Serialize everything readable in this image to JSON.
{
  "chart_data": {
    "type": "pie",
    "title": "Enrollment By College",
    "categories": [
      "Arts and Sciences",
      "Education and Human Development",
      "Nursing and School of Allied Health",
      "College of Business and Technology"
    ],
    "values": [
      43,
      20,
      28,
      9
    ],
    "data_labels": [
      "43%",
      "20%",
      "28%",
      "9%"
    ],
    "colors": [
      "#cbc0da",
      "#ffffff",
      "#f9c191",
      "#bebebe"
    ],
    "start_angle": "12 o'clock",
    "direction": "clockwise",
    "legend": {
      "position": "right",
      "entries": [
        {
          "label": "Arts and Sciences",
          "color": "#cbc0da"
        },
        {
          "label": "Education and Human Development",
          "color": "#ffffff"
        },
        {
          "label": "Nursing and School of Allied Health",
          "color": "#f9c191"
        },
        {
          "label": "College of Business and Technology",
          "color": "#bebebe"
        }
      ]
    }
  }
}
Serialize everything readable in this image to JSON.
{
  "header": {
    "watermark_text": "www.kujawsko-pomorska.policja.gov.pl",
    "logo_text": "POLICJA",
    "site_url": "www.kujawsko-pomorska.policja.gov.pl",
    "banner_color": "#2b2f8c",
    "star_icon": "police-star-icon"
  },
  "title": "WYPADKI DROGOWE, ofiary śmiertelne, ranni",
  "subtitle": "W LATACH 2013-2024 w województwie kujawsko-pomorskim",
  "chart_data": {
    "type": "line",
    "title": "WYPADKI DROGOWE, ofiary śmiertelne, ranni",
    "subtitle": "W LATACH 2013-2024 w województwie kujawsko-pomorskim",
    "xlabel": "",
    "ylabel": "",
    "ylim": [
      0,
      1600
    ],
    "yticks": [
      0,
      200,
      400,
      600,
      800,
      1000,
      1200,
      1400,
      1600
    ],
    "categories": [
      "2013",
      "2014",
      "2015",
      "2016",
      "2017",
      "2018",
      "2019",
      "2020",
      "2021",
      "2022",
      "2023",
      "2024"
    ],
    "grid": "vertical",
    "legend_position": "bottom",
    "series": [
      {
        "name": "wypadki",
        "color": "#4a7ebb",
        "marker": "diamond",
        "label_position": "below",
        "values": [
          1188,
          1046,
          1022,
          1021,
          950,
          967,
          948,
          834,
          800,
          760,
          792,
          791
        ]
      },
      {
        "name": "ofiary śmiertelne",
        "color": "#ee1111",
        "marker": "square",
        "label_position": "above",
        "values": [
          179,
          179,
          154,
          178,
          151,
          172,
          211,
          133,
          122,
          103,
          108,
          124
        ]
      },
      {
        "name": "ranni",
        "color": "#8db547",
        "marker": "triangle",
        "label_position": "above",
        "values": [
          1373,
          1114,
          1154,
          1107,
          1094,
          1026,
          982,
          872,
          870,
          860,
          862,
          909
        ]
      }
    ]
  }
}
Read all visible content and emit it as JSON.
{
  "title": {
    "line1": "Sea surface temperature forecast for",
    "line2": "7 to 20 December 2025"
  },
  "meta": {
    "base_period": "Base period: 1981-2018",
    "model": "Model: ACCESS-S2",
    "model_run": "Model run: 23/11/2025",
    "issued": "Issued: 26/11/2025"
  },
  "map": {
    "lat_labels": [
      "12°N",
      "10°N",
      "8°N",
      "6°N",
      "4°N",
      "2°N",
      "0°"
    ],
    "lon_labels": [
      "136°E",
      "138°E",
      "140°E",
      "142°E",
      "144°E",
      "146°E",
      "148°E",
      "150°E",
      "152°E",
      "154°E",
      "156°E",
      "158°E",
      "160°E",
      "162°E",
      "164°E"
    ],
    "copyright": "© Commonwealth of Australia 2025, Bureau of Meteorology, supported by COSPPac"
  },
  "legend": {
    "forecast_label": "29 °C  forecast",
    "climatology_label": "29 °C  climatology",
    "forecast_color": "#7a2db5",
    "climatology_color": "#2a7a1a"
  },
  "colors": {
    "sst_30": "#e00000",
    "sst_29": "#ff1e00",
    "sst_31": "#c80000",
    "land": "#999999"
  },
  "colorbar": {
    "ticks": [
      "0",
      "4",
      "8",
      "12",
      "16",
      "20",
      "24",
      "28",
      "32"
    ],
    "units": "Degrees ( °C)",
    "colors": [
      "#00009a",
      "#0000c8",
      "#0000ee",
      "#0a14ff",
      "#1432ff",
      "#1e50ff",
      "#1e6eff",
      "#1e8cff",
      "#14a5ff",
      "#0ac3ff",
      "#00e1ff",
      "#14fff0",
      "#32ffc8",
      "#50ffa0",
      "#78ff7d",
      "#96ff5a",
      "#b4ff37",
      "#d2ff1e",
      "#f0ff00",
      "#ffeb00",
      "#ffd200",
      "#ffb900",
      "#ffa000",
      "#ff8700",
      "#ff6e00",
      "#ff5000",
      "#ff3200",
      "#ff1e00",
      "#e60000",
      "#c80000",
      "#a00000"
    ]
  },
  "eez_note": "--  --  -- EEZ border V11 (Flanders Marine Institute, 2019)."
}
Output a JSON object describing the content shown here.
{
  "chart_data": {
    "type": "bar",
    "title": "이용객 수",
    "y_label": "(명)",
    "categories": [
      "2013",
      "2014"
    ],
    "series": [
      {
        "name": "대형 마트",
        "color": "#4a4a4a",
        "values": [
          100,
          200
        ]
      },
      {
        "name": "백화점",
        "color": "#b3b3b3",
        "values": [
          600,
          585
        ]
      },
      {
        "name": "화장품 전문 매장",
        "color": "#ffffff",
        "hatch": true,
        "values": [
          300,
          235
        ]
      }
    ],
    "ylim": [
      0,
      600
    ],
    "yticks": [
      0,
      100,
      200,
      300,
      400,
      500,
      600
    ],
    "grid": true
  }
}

****************

- **WRITTEN REQUEST**
Exactly as written, please output every entry.

- **ANSWER TO THE PROBLEM**
Serialize everything readable in this image to JSON.
{
  "chart_data": {
    "type": "pie",
    "title": "Enrollment By College",
    "categories": [
      "Arts and Sciences",
      "Education and Human Development",
      "Nursing and School of Allied Health",
      "College of Business and Technology"
    ],
    "values": [
      43,
      20,
      28,
      9
    ],
    "data_labels": [
      "43%",
      "20%",
      "28%",
      "9%"
    ],
    "colors": [
      "#cbc0da",
      "#ffffff",
      "#f9c191",
      "#bebebe"
    ],
    "start_angle": "12 o'clock",
    "direction": "clockwise",
    "legend": {
      "position": "right",
      "entries": [
        {
          "label": "Arts and Sciences",
          "color": "#cbc0da"
        },
        {
          "label": "Education and Human Development",
          "color": "#ffffff"
        },
        {
          "label": "Nursing and School of Allied Health",
          "color": "#f9c191"
        },
        {
          "label": "College of Business and Technology",
          "color": "#bebebe"
        }
      ]
    }
  }
}
Serialize everything readable in this image to JSON.
{
  "header": {
    "watermark_text": "www.kujawsko-pomorska.policja.gov.pl",
    "logo_text": "POLICJA",
    "site_url": "www.kujawsko-pomorska.policja.gov.pl",
    "banner_color": "#2b2f8c",
    "star_icon": "police-star-icon"
  },
  "title": "WYPADKI DROGOWE, ofiary śmiertelne, ranni",
  "subtitle": "W LATACH 2013-2024 w województwie kujawsko-pomorskim",
  "chart_data": {
    "type": "line",
    "title": "WYPADKI DROGOWE, ofiary śmiertelne, ranni",
    "subtitle": "W LATACH 2013-2024 w województwie kujawsko-pomorskim",
    "xlabel": "",
    "ylabel": "",
    "ylim": [
      0,
      1600
    ],
    "yticks": [
      0,
      200,
      400,
      600,
      800,
      1000,
      1200,
      1400,
      1600
    ],
    "categories": [
      "2013",
      "2014",
      "2015",
      "2016",
      "2017",
      "2018",
      "2019",
      "2020",
      "2021",
      "2022",
      "2023",
      "2024"
    ],
    "grid": "vertical",
    "legend_position": "bottom",
    "series": [
      {
        "name": "wypadki",
        "color": "#4a7ebb",
        "marker": "diamond",
        "label_position": "below",
        "values": [
          1188,
          1046,
          1022,
          1021,
          950,
          967,
          948,
          834,
          800,
          760,
          792,
          791
        ]
      },
      {
        "name": "ofiary śmiertelne",
        "color": "#ee1111",
        "marker": "square",
        "label_position": "above",
        "values": [
          179,
          179,
          154,
          178,
          151,
          172,
          211,
          133,
          122,
          103,
          108,
          124
        ]
      },
      {
        "name": "ranni",
        "color": "#8db547",
        "marker": "triangle",
        "label_position": "above",
        "values": [
          1373,
          1114,
          1154,
          1107,
          1094,
          1026,
          982,
          872,
          870,
          860,
          862,
          909
        ]
      }
    ]
  }
}
Read all visible content and emit it as JSON.
{
  "title": {
    "line1": "Sea surface temperature forecast for",
    "line2": "7 to 20 December 2025"
  },
  "meta": {
    "base_period": "Base period: 1981-2018",
    "model": "Model: ACCESS-S2",
    "model_run": "Model run: 23/11/2025",
    "issued": "Issued: 26/11/2025"
  },
  "map": {
    "lat_labels": [
      "12°N",
      "10°N",
      "8°N",
      "6°N",
      "4°N",
      "2°N",
      "0°"
    ],
    "lon_labels": [
      "136°E",
      "138°E",
      "140°E",
      "142°E",
      "144°E",
      "146°E",
      "148°E",
      "150°E",
      "152°E",
      "154°E",
      "156°E",
      "158°E",
      "160°E",
      "162°E",
      "164°E"
    ],
    "copyright": "© Commonwealth of Australia 2025, Bureau of Meteorology, supported by COSPPac"
  },
  "legend": {
    "forecast_label": "29 °C  forecast",
    "climatology_label": "29 °C  climatology",
    "forecast_color": "#7a2db5",
    "climatology_color": "#2a7a1a"
  },
  "colors": {
    "sst_30": "#e00000",
    "sst_29": "#ff1e00",
    "sst_31": "#c80000",
    "land": "#999999"
  },
  "colorbar": {
    "ticks": [
      "0",
      "4",
      "8",
      "12",
      "16",
      "20",
      "24",
      "28",
      "32"
    ],
    "units": "Degrees ( °C)",
    "colors": [
      "#00009a",
      "#0000c8",
      "#0000ee",
      "#0a14ff",
      "#1432ff",
      "#1e50ff",
      "#1e6eff",
      "#1e8cff",
      "#14a5ff",
      "#0ac3ff",
      "#00e1ff",
      "#14fff0",
      "#32ffc8",
      "#50ffa0",
      "#78ff7d",
      "#96ff5a",
      "#b4ff37",
      "#d2ff1e",
      "#f0ff00",
      "#ffeb00",
      "#ffd200",
      "#ffb900",
      "#ffa000",
      "#ff8700",
      "#ff6e00",
      "#ff5000",
      "#ff3200",
      "#ff1e00",
      "#e60000",
      "#c80000",
      "#a00000"
    ]
  },
  "eez_note": "--  --  -- EEZ border V11 (Flanders Marine Institute, 2019)."
}
Output a JSON object describing the content shown here.
{
  "chart_data": {
    "type": "bar",
    "title": "이용객 수",
    "y_label": "(명)",
    "categories": [
      "2013",
      "2014"
    ],
    "series": [
      {
        "name": "대형 마트",
        "color": "#4a4a4a",
        "values": [
          100,
          200
        ]
      },
      {
        "name": "백화점",
        "color": "#b3b3b3",
        "values": [
          600,
          585
        ]
      },
      {
        "name": "화장품 전문 매장",
        "color": "#ffffff",
        "hatch": true,
        "values": [
          300,
          235
        ]
      }
    ],
    "ylim": [
      0,
      600
    ],
    "yticks": [
      0,
      100,
      200,
      300,
      400,
      500,
      600
    ],
    "grid": true
  }
}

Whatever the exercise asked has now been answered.